* **RECORDS SHOWN**
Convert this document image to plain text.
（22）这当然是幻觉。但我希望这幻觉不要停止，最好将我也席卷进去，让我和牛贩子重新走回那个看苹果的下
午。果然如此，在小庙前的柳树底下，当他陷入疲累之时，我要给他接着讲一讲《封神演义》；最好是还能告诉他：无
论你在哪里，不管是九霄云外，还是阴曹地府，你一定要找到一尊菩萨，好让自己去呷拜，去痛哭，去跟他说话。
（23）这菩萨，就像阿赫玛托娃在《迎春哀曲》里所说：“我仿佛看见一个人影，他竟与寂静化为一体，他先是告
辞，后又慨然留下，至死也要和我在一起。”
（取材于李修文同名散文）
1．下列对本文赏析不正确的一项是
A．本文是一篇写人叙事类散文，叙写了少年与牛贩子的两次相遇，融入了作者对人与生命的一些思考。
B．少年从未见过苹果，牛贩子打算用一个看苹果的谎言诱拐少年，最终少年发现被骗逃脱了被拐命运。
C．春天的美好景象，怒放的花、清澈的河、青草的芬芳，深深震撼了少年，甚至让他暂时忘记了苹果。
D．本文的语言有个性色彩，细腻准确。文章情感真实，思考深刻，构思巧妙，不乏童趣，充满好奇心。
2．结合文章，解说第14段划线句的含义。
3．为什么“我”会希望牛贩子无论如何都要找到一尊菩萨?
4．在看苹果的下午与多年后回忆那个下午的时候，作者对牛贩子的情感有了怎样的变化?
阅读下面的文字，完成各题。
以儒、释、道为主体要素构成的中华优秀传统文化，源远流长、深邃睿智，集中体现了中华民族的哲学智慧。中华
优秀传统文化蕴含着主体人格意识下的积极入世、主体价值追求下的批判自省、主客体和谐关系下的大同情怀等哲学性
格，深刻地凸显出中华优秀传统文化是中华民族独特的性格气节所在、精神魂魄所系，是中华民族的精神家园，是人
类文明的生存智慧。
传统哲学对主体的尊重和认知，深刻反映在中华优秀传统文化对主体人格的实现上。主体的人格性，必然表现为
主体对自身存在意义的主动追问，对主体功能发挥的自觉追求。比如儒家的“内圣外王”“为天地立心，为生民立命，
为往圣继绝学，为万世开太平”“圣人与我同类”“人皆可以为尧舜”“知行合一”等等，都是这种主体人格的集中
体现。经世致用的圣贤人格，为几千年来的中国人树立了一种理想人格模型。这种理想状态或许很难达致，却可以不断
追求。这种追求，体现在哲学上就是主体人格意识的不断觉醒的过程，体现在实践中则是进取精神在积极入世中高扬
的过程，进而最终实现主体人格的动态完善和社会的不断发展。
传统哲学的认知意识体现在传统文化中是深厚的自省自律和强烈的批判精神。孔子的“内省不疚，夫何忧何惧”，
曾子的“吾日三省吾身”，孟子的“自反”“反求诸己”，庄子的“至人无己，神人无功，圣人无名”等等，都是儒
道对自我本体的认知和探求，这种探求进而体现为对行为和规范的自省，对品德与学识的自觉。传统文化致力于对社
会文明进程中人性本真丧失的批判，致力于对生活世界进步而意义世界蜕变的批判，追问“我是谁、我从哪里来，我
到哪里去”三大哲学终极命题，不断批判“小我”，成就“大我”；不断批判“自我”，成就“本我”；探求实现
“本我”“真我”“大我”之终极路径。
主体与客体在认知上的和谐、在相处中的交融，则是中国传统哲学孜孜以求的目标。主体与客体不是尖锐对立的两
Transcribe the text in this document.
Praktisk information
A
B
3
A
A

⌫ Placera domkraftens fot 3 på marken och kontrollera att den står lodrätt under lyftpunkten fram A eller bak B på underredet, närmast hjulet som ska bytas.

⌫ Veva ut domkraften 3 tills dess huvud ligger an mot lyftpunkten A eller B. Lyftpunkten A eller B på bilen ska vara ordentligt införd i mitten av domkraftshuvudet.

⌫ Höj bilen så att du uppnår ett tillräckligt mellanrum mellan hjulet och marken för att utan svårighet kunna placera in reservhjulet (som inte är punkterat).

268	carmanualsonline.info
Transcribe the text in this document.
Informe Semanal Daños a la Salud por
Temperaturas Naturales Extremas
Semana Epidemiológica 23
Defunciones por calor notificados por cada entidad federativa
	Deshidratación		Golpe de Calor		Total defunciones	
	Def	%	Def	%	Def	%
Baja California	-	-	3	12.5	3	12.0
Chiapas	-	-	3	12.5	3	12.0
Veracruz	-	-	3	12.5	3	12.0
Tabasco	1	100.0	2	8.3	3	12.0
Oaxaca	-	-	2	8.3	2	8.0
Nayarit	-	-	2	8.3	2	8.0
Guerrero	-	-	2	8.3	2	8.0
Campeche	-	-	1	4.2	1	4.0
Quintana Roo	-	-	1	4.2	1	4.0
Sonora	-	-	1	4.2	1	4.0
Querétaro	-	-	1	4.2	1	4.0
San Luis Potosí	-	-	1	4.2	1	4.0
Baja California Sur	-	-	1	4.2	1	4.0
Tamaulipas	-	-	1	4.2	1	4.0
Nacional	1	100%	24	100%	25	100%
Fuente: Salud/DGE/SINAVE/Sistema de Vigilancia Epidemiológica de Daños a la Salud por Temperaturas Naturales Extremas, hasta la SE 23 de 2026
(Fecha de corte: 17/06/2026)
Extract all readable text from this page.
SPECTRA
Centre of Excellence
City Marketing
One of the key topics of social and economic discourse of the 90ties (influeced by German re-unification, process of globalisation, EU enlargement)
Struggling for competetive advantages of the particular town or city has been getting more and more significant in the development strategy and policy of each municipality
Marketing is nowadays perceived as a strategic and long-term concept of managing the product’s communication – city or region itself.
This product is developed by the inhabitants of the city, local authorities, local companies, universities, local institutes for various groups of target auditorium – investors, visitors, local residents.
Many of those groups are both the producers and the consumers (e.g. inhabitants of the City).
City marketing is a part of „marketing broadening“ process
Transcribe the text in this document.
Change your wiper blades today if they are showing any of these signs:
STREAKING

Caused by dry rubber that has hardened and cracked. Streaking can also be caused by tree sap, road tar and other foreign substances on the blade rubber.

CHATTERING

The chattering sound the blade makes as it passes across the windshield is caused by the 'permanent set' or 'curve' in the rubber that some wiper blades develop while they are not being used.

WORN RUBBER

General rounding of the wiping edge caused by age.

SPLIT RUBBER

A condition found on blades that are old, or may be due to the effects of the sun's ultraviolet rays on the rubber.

* **OBJECTIVE**
Each line of the material above needs to be quoted exactly, please.

* **TASK ANSWER**
Convert this document image to plain text.
（22）这当然是幻觉。但我希望这幻觉不要停止，最好将我也席卷进去，让我和牛贩子重新走回那个看苹果的下
午。果然如此，在小庙前的柳树底下，当他陷入疲累之时，我要给他接着讲一讲《封神演义》；最好是还能告诉他：无
论你在哪里，不管是九霄云外，还是阴曹地府，你一定要找到一尊菩萨，好让自己去呷拜，去痛哭，去跟他说话。
（23）这菩萨，就像阿赫玛托娃在《迎春哀曲》里所说：“我仿佛看见一个人影，他竟与寂静化为一体，他先是告
辞，后又慨然留下，至死也要和我在一起。”
（取材于李修文同名散文）
1．下列对本文赏析不正确的一项是
A．本文是一篇写人叙事类散文，叙写了少年与牛贩子的两次相遇，融入了作者对人与生命的一些思考。
B．少年从未见过苹果，牛贩子打算用一个看苹果的谎言诱拐少年，最终少年发现被骗逃脱了被拐命运。
C．春天的美好景象，怒放的花、清澈的河、青草的芬芳，深深震撼了少年，甚至让他暂时忘记了苹果。
D．本文的语言有个性色彩，细腻准确。文章情感真实，思考深刻，构思巧妙，不乏童趣，充满好奇心。
2．结合文章，解说第14段划线句的含义。
3．为什么“我”会希望牛贩子无论如何都要找到一尊菩萨?
4．在看苹果的下午与多年后回忆那个下午的时候，作者对牛贩子的情感有了怎样的变化?
阅读下面的文字，完成各题。
以儒、释、道为主体要素构成的中华优秀传统文化，源远流长、深邃睿智，集中体现了中华民族的哲学智慧。中华
优秀传统文化蕴含着主体人格意识下的积极入世、主体价值追求下的批判自省、主客体和谐关系下的大同情怀等哲学性
格，深刻地凸显出中华优秀传统文化是中华民族独特的性格气节所在、精神魂魄所系，是中华民族的精神家园，是人
类文明的生存智慧。
传统哲学对主体的尊重和认知，深刻反映在中华优秀传统文化对主体人格的实现上。主体的人格性，必然表现为
主体对自身存在意义的主动追问，对主体功能发挥的自觉追求。比如儒家的“内圣外王”“为天地立心，为生民立命，
为往圣继绝学，为万世开太平”“圣人与我同类”“人皆可以为尧舜”“知行合一”等等，都是这种主体人格的集中
体现。经世致用的圣贤人格，为几千年来的中国人树立了一种理想人格模型。这种理想状态或许很难达致，却可以不断
追求。这种追求，体现在哲学上就是主体人格意识的不断觉醒的过程，体现在实践中则是进取精神在积极入世中高扬
的过程，进而最终实现主体人格的动态完善和社会的不断发展。
传统哲学的认知意识体现在传统文化中是深厚的自省自律和强烈的批判精神。孔子的“内省不疚，夫何忧何惧”，
曾子的“吾日三省吾身”，孟子的“自反”“反求诸己”，庄子的“至人无己，神人无功，圣人无名”等等，都是儒
道对自我本体的认知和探求，这种探求进而体现为对行为和规范的自省，对品德与学识的自觉。传统文化致力于对社
会文明进程中人性本真丧失的批判，致力于对生活世界进步而意义世界蜕变的批判，追问“我是谁、我从哪里来，我
到哪里去”三大哲学终极命题，不断批判“小我”，成就“大我”；不断批判“自我”，成就“本我”；探求实现
“本我”“真我”“大我”之终极路径。
主体与客体在认知上的和谐、在相处中的交融，则是中国传统哲学孜孜以求的目标。主体与客体不是尖锐对立的两
Transcribe the text in this document.
Praktisk information
A
B
3
A
A

⌫ Placera domkraftens fot 3 på marken och kontrollera att den står lodrätt under lyftpunkten fram A eller bak B på underredet, närmast hjulet som ska bytas.

⌫ Veva ut domkraften 3 tills dess huvud ligger an mot lyftpunkten A eller B. Lyftpunkten A eller B på bilen ska vara ordentligt införd i mitten av domkraftshuvudet.

⌫ Höj bilen så att du uppnår ett tillräckligt mellanrum mellan hjulet och marken för att utan svårighet kunna placera in reservhjulet (som inte är punkterat).

268	carmanualsonline.info
Transcribe the text in this document.
Informe Semanal Daños a la Salud por
Temperaturas Naturales Extremas
Semana Epidemiológica 23
Defunciones por calor notificados por cada entidad federativa
	Deshidratación		Golpe de Calor		Total defunciones	
	Def	%	Def	%	Def	%
Baja California	-	-	3	12.5	3	12.0
Chiapas	-	-	3	12.5	3	12.0
Veracruz	-	-	3	12.5	3	12.0
Tabasco	1	100.0	2	8.3	3	12.0
Oaxaca	-	-	2	8.3	2	8.0
Nayarit	-	-	2	8.3	2	8.0
Guerrero	-	-	2	8.3	2	8.0
Campeche	-	-	1	4.2	1	4.0
Quintana Roo	-	-	1	4.2	1	4.0
Sonora	-	-	1	4.2	1	4.0
Querétaro	-	-	1	4.2	1	4.0
San Luis Potosí	-	-	1	4.2	1	4.0
Baja California Sur	-	-	1	4.2	1	4.0
Tamaulipas	-	-	1	4.2	1	4.0
Nacional	1	100%	24	100%	25	100%
Fuente: Salud/DGE/SINAVE/Sistema de Vigilancia Epidemiológica de Daños a la Salud por Temperaturas Naturales Extremas, hasta la SE 23 de 2026
(Fecha de corte: 17/06/2026)
Extract all readable text from this page.
SPECTRA
Centre of Excellence
City Marketing
One of the key topics of social and economic discourse of the 90ties (influeced by German re-unification, process of globalisation, EU enlargement)
Struggling for competetive advantages of the particular town or city has been getting more and more significant in the development strategy and policy of each municipality
Marketing is nowadays perceived as a strategic and long-term concept of managing the product’s communication – city or region itself.
This product is developed by the inhabitants of the city, local authorities, local companies, universities, local institutes for various groups of target auditorium – investors, visitors, local residents.
Many of those groups are both the producers and the consumers (e.g. inhabitants of the City).
City marketing is a part of „marketing broadening“ process
Transcribe the text in this document.
Change your wiper blades today if they are showing any of these signs:
STREAKING

Caused by dry rubber that has hardened and cracked. Streaking can also be caused by tree sap, road tar and other foreign substances on the blade rubber.

CHATTERING

The chattering sound the blade makes as it passes across the windshield is caused by the 'permanent set' or 'curve' in the rubber that some wiper blades develop while they are not being used.

WORN RUBBER

General rounding of the wiping edge caused by age.

SPLIT RUBBER

A condition found on blades that are old, or may be due to the effects of the sun's ultraviolet rays on the rubber.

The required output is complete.